§ Reading passage:
----
Funny.  If I wasn't getting a few percent through, I'd be pretty certain
we were locked down _way_ to tight.  This presupposes that you do or
don't want to talk to people.


> >    - Spamassassin itself is adaptive even without updates.
> >      Autowhitelisting happens automatically -- people with whom you
> >      correspond on a regular basis are given a default score which tends
> >      to ensure they aren't mislabled as spammers.  With a very low
> >      level of interaction required, SA's Bayesian classifier can be fed
> >      spam or ham mail to increase efficiency of this classifier.  I'm
> >      finding the net performance to be quite good.
> 
> I've never said spamassassin was bad.  It is a tool.  TMDA is a tool.  TMDA 
> can accomplish one thing spamassassin can not...guarantee no spam gets to 
> user mailboxes.

TMDA cannot guarantee you this.  Unless you'd care to explain how an
authorized sender is incapable of sending you spam.

I can guarantee this with SpamAssassin as well -- it's got lots of nobs
to frob.  Set whitelisting levels appropriately, crank up the blacklist
score, lower the spam tolerance, and you've wiped out all spam.
----
§ Your assignment:
Repeat the part of the spam-filtering discussion starting with "I can guarantee" and going on through "out all spam.". The items that follow are taken from a different source than the text above.

§ Records supplied:
----
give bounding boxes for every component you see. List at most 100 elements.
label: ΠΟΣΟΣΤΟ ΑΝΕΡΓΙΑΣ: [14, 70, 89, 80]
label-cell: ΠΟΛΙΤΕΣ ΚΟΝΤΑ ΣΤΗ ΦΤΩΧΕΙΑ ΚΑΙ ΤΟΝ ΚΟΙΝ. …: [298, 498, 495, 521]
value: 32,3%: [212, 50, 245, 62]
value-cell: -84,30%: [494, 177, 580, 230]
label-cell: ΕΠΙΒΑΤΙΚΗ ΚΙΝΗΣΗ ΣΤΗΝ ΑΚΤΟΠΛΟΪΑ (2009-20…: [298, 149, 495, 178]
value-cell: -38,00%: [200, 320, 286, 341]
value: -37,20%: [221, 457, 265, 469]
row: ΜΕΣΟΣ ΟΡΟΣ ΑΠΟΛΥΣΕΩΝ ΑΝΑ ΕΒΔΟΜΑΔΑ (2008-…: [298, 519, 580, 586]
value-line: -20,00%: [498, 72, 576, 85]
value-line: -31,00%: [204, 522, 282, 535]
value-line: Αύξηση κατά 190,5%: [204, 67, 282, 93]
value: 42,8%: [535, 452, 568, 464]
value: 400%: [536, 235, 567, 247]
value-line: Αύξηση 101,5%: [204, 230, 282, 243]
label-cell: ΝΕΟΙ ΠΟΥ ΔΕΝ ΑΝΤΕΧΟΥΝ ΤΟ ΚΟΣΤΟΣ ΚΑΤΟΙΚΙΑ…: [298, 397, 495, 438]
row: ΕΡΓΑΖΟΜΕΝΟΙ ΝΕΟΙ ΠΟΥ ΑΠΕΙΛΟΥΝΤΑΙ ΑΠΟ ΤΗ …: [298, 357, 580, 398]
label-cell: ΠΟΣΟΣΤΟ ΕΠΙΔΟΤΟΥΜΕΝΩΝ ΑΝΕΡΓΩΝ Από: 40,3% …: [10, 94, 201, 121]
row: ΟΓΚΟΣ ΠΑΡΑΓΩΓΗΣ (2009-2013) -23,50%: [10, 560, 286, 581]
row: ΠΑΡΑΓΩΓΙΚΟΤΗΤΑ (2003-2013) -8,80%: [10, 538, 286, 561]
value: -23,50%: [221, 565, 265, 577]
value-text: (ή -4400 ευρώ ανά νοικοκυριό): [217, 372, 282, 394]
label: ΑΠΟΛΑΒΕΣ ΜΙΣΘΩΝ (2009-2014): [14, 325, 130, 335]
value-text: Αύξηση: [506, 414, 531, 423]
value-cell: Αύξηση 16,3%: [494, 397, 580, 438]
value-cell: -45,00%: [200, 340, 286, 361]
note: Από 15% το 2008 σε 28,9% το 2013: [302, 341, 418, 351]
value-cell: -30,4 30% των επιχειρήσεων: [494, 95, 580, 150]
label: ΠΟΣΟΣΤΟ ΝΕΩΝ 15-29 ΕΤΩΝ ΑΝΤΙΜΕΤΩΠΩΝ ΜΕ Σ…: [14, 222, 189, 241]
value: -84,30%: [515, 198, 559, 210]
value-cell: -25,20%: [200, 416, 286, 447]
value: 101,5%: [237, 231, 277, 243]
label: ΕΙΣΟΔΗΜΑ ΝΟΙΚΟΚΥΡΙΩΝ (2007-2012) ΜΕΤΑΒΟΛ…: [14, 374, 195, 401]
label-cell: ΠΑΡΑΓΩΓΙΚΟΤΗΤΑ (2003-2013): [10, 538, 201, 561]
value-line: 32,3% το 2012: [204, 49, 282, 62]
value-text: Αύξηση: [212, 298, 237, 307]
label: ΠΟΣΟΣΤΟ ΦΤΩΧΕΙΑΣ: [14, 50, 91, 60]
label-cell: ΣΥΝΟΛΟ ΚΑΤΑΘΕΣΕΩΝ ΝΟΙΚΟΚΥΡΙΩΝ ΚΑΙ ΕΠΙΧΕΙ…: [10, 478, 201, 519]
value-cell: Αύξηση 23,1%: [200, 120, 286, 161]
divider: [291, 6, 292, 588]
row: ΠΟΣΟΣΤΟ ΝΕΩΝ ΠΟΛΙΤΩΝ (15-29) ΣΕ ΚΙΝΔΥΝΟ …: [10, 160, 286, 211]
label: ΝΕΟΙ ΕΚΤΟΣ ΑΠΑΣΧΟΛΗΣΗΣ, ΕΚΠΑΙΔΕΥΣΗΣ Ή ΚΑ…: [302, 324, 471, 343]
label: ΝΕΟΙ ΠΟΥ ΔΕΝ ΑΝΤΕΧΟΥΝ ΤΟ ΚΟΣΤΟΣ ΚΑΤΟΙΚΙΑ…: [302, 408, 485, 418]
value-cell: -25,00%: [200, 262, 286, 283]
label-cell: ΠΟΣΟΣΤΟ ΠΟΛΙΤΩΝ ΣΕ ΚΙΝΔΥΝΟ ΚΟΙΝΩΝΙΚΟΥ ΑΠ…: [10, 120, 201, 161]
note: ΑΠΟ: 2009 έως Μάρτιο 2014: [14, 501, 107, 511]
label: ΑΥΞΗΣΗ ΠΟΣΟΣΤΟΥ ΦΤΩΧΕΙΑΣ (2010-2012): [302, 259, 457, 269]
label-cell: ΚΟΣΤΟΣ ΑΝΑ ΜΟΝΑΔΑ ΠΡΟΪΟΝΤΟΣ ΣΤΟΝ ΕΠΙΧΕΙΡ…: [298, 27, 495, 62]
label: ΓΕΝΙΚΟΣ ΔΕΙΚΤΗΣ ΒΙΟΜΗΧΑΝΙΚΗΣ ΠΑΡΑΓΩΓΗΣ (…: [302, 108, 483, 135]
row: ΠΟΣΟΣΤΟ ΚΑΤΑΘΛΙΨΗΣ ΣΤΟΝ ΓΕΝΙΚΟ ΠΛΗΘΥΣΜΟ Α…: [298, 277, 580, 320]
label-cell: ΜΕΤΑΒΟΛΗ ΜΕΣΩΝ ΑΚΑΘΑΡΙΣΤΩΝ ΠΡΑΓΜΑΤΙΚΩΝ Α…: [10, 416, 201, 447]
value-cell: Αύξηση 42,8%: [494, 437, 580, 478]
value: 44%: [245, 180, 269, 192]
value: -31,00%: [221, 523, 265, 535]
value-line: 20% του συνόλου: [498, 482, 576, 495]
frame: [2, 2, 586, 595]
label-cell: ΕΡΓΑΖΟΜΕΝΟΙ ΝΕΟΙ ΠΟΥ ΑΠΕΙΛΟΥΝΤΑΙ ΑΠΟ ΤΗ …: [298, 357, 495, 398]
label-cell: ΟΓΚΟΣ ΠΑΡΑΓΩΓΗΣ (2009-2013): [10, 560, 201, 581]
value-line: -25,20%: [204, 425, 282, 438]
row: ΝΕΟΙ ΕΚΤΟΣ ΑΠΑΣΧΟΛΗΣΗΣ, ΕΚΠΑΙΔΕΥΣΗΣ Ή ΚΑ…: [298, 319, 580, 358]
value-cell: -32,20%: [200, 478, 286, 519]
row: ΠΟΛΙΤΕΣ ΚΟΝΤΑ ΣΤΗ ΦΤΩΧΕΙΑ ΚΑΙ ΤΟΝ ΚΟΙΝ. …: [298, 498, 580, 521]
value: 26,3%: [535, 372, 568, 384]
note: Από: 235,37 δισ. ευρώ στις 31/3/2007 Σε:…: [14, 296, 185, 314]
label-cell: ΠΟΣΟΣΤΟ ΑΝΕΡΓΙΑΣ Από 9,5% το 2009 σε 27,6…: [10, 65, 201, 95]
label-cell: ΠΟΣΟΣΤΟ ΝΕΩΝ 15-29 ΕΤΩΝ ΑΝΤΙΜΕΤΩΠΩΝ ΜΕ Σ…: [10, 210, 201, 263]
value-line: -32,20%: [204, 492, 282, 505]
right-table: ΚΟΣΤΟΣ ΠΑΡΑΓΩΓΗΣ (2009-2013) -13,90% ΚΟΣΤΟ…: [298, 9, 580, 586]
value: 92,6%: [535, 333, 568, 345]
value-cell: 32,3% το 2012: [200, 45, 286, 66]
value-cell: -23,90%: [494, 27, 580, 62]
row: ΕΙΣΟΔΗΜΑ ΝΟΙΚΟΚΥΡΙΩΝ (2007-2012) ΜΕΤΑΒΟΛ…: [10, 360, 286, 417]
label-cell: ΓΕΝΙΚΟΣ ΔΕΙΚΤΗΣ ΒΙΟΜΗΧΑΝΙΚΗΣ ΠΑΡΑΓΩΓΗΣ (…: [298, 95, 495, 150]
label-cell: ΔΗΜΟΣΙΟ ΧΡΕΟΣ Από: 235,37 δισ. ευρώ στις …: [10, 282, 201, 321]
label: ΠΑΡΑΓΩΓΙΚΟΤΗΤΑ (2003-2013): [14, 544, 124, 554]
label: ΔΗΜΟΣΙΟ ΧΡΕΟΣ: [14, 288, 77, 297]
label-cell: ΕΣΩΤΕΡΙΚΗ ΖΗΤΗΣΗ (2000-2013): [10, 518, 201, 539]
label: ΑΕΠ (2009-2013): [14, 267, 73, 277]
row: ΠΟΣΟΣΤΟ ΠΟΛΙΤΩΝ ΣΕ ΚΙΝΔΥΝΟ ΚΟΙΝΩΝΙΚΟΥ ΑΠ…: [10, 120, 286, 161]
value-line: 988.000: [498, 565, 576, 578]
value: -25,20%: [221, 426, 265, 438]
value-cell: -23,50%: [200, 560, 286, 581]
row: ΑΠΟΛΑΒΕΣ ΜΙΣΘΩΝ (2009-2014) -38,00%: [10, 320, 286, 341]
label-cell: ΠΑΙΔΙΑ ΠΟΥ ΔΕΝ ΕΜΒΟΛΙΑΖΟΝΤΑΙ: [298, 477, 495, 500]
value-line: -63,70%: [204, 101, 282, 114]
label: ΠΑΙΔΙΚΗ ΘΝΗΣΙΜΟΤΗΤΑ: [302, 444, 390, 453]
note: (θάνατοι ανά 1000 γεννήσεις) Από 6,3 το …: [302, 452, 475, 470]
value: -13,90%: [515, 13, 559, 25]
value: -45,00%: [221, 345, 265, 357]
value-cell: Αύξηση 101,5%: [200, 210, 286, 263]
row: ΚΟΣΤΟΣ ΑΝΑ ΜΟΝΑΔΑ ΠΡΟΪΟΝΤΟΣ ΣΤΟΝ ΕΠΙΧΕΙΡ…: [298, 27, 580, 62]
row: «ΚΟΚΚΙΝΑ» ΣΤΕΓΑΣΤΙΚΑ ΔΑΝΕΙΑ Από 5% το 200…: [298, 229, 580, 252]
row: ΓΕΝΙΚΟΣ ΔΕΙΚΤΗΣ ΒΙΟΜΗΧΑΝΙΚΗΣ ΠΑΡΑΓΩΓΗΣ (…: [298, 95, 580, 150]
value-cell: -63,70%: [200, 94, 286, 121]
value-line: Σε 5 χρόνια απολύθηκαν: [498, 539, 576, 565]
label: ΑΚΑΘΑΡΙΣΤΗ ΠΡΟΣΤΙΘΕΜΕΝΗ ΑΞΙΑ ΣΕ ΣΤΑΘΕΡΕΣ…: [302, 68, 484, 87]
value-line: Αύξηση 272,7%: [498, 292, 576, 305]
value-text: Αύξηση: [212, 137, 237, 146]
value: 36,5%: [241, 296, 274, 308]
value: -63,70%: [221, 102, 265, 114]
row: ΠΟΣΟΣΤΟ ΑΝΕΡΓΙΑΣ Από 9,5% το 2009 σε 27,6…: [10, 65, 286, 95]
----
§ Response to this exercise:
I can guarantee this with SpamAssassin as well -- it's got lots of nobs
to frob.  Set whitelisting levels appropriately, crank up the blacklist
score, lower the spam tolerance, and you've wiped out all spam.